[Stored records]
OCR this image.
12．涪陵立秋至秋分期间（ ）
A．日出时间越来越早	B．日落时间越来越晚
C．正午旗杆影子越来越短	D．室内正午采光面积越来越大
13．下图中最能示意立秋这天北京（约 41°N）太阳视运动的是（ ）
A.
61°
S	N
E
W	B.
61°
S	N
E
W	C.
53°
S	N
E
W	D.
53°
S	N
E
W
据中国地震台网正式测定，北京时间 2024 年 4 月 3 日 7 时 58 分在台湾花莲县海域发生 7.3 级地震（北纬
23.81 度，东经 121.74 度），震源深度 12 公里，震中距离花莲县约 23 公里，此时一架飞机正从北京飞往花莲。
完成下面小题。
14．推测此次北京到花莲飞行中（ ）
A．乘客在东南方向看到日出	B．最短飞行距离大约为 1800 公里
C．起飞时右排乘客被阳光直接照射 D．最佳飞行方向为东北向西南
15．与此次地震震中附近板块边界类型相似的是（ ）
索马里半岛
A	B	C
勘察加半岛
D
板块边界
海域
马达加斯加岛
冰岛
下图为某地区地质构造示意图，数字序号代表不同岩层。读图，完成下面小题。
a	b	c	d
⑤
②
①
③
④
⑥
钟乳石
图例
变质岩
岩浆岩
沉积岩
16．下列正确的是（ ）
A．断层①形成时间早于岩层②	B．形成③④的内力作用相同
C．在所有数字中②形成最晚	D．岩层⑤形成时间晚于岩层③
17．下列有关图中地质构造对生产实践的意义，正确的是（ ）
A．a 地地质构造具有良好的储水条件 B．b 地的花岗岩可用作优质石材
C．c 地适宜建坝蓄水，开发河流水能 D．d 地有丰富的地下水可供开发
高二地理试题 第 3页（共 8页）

(WHAT YOU ARE ASKED TO DO): Extract each entry in full and write it down exactly.

(OUTPUT FOR THIS TASK):
OCR this image.
12．涪陵立秋至秋分期间（ ）
A．日出时间越来越早	B．日落时间越来越晚
C．正午旗杆影子越来越短	D．室内正午采光面积越来越大
13．下图中最能示意立秋这天北京（约 41°N）太阳视运动的是（ ）
A.
61°
S	N
E
W	B.
61°
S	N
E
W	C.
53°
S	N
E
W	D.
53°
S	N
E
W
据中国地震台网正式测定，北京时间 2024 年 4 月 3 日 7 时 58 分在台湾花莲县海域发生 7.3 级地震（北纬
23.81 度，东经 121.74 度），震源深度 12 公里，震中距离花莲县约 23 公里，此时一架飞机正从北京飞往花莲。
完成下面小题。
14．推测此次北京到花莲飞行中（ ）
A．乘客在东南方向看到日出	B．最短飞行距离大约为 1800 公里
C．起飞时右排乘客被阳光直接照射 D．最佳飞行方向为东北向西南
15．与此次地震震中附近板块边界类型相似的是（ ）
索马里半岛
A	B	C
勘察加半岛
D
板块边界
海域
马达加斯加岛
冰岛
下图为某地区地质构造示意图，数字序号代表不同岩层。读图，完成下面小题。
a	b	c	d
⑤
②
①
③
④
⑥
钟乳石
图例
变质岩
岩浆岩
沉积岩
16．下列正确的是（ ）
A．断层①形成时间早于岩层②	B．形成③④的内力作用相同
C．在所有数字中②形成最晚	D．岩层⑤形成时间晚于岩层③
17．下列有关图中地质构造对生产实践的意义，正确的是（ ）
A．a 地地质构造具有良好的储水条件 B．b 地的花岗岩可用作优质石材
C．c 地适宜建坝蓄水，开发河流水能 D．d 地有丰富的地下水可供开发
高二地理试题 第 3页（共 8页）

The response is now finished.